*Description of the task*:
Write the next part of the speech on the laws of nations and Russian intervention in Hungary, starting after its final sentence.

*Reading passage*:
Thus spoke the United States, at a time when they were not yet so
powerful as they are now. And they thus spoke not for themselves only,
but for all the nations on earth. And to what purpose did they speak
these words so full of dignity and full of effect? For the maintenance
of the laws of nations, or one part of them, the maritime code.
Dauntless and full of resolution, _they_ alone vindicated natural
rights for every nation on earth, while Europe sacrificed them.
_They_ vindicated for every nation the proud motto they have
emblazoned on their banner--"_Free Trade and Sailors' Rights_," and
_free ships and free goods_:

Now who can any longer charge me that I advance a new policy, with that
precedent before your eyes? Would you be willing to resign, now that you
are powerful, in respect to other parts of the laws of nations, that
which you have boldly taken in respect to one part of them, when you
were yet comparatively weak? Or would you do less for the end than you
have done for the means?

The maritime part of the international code is no end, but only a means
to an end. No ship takes sail for the purpose merely of sailing on the
ocean, but for the purpose of arriving somewhere. The ocean is but the
highway, and not the intended terminus. Russian intervention in Hungary
has blocked up your terminus: and the maritime code would be of no
avail, if the other provisions of international law are to be still
blotted out from the code of nations by Russian ambition. Let the
slightest eruption of the political volcano in Europe take place, and
you will see. You might have seen already during our past struggle, that
your proud principle of "_free ships, free goods_" is a mere
mockery unless the other parts of the laws of nations are also
maintained.

*Supplied information*:
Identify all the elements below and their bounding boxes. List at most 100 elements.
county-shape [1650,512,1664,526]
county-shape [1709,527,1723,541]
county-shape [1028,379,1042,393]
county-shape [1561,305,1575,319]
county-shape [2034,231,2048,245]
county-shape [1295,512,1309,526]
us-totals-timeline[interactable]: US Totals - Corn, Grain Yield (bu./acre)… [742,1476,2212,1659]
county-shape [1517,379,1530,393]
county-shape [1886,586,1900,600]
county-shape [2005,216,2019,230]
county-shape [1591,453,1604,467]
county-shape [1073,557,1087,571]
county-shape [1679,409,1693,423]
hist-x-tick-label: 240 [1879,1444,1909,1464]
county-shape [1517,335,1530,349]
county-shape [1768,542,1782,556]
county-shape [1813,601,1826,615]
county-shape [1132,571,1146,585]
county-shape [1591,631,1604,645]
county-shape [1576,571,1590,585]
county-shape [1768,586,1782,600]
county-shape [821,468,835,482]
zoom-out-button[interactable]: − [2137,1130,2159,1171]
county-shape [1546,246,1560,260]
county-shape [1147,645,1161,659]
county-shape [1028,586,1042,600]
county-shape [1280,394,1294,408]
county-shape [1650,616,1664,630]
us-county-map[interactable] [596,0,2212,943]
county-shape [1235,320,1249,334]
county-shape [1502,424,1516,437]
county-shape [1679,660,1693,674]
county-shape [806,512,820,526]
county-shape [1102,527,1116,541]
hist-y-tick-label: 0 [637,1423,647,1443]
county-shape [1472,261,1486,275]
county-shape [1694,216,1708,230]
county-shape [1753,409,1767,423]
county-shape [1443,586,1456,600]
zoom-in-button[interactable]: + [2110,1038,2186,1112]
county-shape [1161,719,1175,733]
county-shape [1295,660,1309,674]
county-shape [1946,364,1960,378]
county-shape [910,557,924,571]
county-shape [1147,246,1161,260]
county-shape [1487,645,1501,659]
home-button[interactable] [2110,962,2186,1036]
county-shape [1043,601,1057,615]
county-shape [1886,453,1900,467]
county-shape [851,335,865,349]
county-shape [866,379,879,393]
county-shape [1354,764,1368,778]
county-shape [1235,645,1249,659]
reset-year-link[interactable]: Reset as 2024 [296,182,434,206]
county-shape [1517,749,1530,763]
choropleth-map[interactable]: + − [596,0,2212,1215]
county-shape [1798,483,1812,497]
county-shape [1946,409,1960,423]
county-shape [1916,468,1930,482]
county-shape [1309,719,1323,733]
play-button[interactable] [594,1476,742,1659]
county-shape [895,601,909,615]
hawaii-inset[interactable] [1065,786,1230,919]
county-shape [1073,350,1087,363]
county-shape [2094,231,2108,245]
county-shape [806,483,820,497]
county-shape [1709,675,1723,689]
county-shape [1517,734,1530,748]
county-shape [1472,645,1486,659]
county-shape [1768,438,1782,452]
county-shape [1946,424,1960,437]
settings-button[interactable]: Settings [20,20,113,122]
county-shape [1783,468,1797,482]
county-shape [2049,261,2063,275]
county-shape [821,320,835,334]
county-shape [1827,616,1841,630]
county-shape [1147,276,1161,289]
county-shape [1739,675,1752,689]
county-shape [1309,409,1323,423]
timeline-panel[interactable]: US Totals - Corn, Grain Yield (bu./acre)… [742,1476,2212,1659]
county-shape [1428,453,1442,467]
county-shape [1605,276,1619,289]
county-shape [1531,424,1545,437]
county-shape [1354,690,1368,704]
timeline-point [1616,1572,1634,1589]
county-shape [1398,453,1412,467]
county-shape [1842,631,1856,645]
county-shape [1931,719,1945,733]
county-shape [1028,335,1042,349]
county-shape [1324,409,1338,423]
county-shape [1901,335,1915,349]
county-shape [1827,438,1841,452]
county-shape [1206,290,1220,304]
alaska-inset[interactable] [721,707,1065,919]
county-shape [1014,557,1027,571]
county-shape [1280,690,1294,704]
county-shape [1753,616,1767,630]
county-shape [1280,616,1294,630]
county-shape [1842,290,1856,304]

*Exercise result*:
That is what I claim from the young and dauntless nation of America. I
claim that she shall not abandon that position in the proud days of her
power, which she so boldly took in the days of her feebleness. Or are
you already declining? Has your prodigious prosperity weakened instead
of strengthening your nation's nerves? So young! and a Republic! and
already declining! when its opposing principle, Russia, rises so boldly
and so high! Oh, no! God forbid! That would be a sorrowful sight,
fraught with the grief of centuries for all humanity!

* * * * *

XLIX.--RUSSIA AND THE BALANCE OF POWER.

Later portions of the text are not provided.